**Source extract**
At Lighthouse Legal, we encourage our clients to work with their ex as much as possible to resolve matters in their separation themselves. I’ve had numerous clients approach me with an agreement they and their ex have reached together about their property division that they needed me to finesse into an appropriate legal document.


In most cases, in their understandable preoccupation with obvious assets such as the home and bank accounts, there has been something that the client and their ex have overlooked. When I raise the missing issue or property item, I usually get one of two responses: “oh, we didn’t think about that” or “I didn’t realise that was relevant to the division!”. I’m fine with this. That is my job – to help them cover off everything and to catch the bits they may have missed.


If you are negotiating your property division yourself, I don’t want you to miss anything so I am shining a light on the 9 top items that get overlooked when an “uncoupling couple” are working through the division of their relationship property…


Previous Legal Arrangements – sometimes people don’t remember a previous agreement such as a pre-nuptial agreement or contracting out agreement that they signed. Some have not properly considered a Deed they entered into ages ago to create a Trust. Often, they don't think these things are important because they have agreed on how they want things sorted out. Others may assume that previous legal arrangements they entered into are no longer relevant because a lot of time has passed. Listen up. Previous legal arrangements are ALWAYS important for your lawyer to know about.


Flopsy and Kruger – yes, I know they may be your fur babies or perhaps even your favourite child but they so often get forgotten about or overlooked when it comes to sorting out who is keeping what. Although some jurisdictions have seen cases where “custody” arrangements for pets are ordered, in New Zealand pets are treated in law in the same way as your microwave or stereo – another chattel to be divided. Because they mean so much more to us than our microwave does, what happens to the pets can become a potentially heated issue when dividing up the property so be sure to turn your mind to it early on!

**Aim A**
According to the passage on property division, how does New Zealand law treat pets?
The passage on property division and the entries are unrelated to each other.

**Material provided**
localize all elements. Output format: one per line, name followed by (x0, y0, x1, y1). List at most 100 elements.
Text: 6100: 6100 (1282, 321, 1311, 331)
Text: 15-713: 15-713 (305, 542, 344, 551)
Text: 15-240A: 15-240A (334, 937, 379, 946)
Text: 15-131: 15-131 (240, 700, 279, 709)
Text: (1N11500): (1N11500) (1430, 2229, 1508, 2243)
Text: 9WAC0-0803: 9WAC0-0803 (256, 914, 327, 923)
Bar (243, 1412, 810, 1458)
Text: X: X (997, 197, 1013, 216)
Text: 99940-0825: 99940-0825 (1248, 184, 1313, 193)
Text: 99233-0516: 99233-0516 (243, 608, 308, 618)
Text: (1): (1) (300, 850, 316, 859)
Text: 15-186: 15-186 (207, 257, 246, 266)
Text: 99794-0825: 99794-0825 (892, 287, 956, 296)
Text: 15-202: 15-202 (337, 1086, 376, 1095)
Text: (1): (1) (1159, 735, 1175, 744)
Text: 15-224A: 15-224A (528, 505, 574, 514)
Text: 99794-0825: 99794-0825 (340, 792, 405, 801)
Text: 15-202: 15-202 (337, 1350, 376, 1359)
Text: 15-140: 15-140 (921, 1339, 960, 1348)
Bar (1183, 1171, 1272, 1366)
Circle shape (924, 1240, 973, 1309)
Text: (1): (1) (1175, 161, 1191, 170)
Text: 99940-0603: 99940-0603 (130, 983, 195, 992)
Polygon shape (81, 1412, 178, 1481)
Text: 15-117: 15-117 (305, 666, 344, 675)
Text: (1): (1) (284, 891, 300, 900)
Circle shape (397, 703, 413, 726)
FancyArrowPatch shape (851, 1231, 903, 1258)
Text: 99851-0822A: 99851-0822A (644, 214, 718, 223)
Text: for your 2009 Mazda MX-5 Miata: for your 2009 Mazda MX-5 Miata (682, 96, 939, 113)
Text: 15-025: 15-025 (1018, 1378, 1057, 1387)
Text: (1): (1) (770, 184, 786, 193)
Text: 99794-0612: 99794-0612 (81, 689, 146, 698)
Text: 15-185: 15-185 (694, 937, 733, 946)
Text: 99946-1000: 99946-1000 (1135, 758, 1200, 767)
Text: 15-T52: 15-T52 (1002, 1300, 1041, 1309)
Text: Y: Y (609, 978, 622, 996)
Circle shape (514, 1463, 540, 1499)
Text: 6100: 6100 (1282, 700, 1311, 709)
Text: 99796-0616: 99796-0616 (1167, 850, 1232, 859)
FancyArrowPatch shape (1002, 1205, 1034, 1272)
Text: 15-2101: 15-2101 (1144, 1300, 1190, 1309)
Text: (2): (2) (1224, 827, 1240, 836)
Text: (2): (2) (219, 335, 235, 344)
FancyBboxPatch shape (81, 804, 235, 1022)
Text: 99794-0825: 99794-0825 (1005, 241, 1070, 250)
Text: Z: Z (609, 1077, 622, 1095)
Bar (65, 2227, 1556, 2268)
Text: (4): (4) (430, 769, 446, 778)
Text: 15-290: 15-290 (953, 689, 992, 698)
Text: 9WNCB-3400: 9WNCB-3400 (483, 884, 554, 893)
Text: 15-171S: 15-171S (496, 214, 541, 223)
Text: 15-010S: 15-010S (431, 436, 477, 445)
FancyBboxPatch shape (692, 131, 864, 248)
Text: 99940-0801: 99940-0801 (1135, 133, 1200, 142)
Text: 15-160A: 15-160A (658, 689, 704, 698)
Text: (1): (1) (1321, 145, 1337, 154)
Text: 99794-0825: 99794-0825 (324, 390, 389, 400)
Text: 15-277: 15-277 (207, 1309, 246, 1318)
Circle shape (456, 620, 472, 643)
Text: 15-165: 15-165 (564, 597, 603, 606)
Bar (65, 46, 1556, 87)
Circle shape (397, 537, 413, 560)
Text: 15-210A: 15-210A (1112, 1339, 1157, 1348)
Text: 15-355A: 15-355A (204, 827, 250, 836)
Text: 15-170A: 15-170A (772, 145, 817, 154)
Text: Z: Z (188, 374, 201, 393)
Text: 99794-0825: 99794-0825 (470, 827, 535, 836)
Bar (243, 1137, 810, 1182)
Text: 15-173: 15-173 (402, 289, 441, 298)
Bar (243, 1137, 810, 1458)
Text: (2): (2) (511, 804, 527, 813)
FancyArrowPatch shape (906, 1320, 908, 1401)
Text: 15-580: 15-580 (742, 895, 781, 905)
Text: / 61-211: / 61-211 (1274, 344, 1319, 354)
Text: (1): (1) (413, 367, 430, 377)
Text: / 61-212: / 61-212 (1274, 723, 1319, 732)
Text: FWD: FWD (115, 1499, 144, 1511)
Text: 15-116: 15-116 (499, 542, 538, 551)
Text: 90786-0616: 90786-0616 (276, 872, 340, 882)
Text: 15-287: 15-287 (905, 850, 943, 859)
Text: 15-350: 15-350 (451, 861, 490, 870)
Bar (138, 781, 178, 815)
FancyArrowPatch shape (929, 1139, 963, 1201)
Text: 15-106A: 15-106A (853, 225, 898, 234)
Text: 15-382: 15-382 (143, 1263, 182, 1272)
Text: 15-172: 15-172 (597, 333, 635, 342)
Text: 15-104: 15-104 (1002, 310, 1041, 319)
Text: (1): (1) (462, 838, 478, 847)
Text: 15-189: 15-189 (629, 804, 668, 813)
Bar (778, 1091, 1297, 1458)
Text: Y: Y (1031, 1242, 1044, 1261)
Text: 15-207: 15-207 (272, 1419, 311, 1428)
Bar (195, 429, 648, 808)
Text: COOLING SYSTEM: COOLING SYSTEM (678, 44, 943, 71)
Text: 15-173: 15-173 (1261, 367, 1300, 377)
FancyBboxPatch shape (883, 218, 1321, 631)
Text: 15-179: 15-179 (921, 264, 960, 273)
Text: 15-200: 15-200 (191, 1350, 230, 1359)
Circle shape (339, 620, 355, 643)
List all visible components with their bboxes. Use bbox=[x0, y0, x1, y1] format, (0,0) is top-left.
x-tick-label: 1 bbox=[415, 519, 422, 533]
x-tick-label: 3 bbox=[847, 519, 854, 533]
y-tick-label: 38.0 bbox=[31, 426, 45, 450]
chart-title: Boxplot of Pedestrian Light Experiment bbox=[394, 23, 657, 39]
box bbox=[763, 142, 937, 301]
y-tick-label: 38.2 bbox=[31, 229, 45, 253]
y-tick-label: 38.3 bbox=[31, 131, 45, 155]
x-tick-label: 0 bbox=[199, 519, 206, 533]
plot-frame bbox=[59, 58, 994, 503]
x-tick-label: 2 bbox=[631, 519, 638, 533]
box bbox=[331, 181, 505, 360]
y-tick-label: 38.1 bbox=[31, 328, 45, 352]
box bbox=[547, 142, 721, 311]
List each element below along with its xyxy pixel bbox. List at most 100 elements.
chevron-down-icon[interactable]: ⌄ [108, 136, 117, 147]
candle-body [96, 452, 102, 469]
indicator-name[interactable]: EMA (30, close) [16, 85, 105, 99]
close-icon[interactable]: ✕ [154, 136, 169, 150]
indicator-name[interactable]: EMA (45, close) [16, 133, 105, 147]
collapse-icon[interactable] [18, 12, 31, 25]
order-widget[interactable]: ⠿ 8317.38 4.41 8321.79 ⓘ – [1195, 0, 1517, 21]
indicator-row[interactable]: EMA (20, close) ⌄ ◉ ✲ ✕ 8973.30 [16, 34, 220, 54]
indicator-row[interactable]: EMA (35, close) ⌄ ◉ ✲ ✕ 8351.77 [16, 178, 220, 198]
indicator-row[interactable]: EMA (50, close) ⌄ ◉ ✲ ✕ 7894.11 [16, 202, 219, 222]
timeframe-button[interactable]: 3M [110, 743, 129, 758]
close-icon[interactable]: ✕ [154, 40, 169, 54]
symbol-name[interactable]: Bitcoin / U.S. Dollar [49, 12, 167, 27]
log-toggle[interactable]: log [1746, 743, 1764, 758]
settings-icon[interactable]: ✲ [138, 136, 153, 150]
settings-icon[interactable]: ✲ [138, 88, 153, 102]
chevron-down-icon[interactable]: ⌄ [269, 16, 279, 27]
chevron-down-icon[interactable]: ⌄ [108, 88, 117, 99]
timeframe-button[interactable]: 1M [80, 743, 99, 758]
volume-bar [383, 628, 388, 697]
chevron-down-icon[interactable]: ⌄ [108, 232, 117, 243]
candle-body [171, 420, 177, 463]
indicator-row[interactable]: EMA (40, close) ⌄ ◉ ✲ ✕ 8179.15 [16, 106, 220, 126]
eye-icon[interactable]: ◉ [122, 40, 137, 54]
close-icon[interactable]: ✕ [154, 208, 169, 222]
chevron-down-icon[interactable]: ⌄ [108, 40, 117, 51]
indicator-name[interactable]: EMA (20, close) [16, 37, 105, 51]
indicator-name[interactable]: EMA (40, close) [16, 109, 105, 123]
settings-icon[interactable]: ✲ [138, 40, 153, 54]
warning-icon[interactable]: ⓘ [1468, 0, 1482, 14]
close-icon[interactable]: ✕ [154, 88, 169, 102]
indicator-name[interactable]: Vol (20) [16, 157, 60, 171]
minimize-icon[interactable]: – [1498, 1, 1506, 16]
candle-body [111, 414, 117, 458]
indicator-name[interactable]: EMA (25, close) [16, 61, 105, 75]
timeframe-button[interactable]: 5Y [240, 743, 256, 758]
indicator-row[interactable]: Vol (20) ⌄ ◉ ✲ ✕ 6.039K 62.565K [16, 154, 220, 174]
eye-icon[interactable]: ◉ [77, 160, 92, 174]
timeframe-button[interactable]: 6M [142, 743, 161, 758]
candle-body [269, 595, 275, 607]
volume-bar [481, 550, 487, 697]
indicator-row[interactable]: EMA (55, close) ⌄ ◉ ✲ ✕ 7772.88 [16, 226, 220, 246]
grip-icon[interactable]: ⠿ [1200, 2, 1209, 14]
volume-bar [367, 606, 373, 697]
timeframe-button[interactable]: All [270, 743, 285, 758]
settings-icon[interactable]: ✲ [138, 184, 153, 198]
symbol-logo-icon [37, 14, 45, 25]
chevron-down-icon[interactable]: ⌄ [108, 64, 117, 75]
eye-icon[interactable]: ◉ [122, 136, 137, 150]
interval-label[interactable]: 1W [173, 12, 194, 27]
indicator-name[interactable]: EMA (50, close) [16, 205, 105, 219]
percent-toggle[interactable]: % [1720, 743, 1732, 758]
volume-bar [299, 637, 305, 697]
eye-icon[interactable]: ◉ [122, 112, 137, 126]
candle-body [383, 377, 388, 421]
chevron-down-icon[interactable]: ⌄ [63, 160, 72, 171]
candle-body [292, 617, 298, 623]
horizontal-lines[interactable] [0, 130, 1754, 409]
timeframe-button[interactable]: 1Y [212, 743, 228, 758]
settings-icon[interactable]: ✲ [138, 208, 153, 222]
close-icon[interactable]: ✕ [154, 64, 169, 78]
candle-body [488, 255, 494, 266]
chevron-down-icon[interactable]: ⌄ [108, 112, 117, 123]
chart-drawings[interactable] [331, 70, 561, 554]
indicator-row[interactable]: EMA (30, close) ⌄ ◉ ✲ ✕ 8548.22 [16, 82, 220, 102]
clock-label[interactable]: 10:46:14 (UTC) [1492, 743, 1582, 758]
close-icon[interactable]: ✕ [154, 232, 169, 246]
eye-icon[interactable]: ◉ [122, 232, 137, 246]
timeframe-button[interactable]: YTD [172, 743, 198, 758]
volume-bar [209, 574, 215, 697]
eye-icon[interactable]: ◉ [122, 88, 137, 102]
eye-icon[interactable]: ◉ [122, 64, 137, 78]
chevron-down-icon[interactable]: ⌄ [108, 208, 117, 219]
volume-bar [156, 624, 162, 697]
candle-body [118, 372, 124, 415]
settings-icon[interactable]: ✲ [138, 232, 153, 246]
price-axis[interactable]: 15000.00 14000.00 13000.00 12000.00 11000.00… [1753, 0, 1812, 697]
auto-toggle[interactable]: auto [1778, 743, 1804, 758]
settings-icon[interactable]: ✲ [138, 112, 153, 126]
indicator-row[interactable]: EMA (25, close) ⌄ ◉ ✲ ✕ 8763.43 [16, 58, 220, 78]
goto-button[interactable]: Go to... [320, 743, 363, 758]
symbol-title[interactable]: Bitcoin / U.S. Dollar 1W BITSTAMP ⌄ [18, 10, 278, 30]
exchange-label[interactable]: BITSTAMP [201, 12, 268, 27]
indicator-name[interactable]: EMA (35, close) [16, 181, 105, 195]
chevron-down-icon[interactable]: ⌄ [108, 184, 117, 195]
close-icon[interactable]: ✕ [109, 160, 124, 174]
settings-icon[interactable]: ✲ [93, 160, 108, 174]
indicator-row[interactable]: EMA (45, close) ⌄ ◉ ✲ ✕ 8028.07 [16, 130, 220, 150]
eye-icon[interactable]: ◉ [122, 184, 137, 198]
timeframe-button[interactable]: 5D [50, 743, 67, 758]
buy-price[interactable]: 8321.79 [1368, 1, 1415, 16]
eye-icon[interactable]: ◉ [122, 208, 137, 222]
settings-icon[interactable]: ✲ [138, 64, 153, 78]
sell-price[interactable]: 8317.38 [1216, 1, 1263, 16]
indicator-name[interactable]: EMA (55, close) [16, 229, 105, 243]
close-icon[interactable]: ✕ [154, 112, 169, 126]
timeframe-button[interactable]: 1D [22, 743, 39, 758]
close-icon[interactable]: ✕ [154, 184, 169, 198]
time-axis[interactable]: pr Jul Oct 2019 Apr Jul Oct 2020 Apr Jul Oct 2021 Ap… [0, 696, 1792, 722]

**Aim B**
Retype the entries exactly, starting at their first line and ending at the line that contains "Circle shape (397, 703, 413, 726)".

**Final result A**
In New Zealand, pets are treated in the same way as a microwave or stereo, as another chattel to be divided.

**Final result B**
localize all elements. Output format: one per line, name followed by (x0, y0, x1, y1). List at most 100 elements.
Text: 6100: 6100 (1282, 321, 1311, 331)
Text: 15-713: 15-713 (305, 542, 344, 551)
Text: 15-240A: 15-240A (334, 937, 379, 946)
Text: 15-131: 15-131 (240, 700, 279, 709)
Text: (1N11500): (1N11500) (1430, 2229, 1508, 2243)
Text: 9WAC0-0803: 9WAC0-0803 (256, 914, 327, 923)
Bar (243, 1412, 810, 1458)
Text: X: X (997, 197, 1013, 216)
Text: 99940-0825: 99940-0825 (1248, 184, 1313, 193)
Text: 99233-0516: 99233-0516 (243, 608, 308, 618)
Text: (1): (1) (300, 850, 316, 859)
Text: 15-186: 15-186 (207, 257, 246, 266)
Text: 99794-0825: 99794-0825 (892, 287, 956, 296)
Text: 15-202: 15-202 (337, 1086, 376, 1095)
Text: (1): (1) (1159, 735, 1175, 744)
Text: 15-224A: 15-224A (528, 505, 574, 514)
Text: 99794-0825: 99794-0825 (340, 792, 405, 801)
Text: 15-202: 15-202 (337, 1350, 376, 1359)
Text: 15-140: 15-140 (921, 1339, 960, 1348)
Bar (1183, 1171, 1272, 1366)
Circle shape (924, 1240, 973, 1309)
Text: (1): (1) (1175, 161, 1191, 170)
Text: 99940-0603: 99940-0603 (130, 983, 195, 992)
Polygon shape (81, 1412, 178, 1481)
Text: 15-117: 15-117 (305, 666, 344, 675)
Text: (1): (1) (284, 891, 300, 900)
Circle shape (397, 703, 413, 726)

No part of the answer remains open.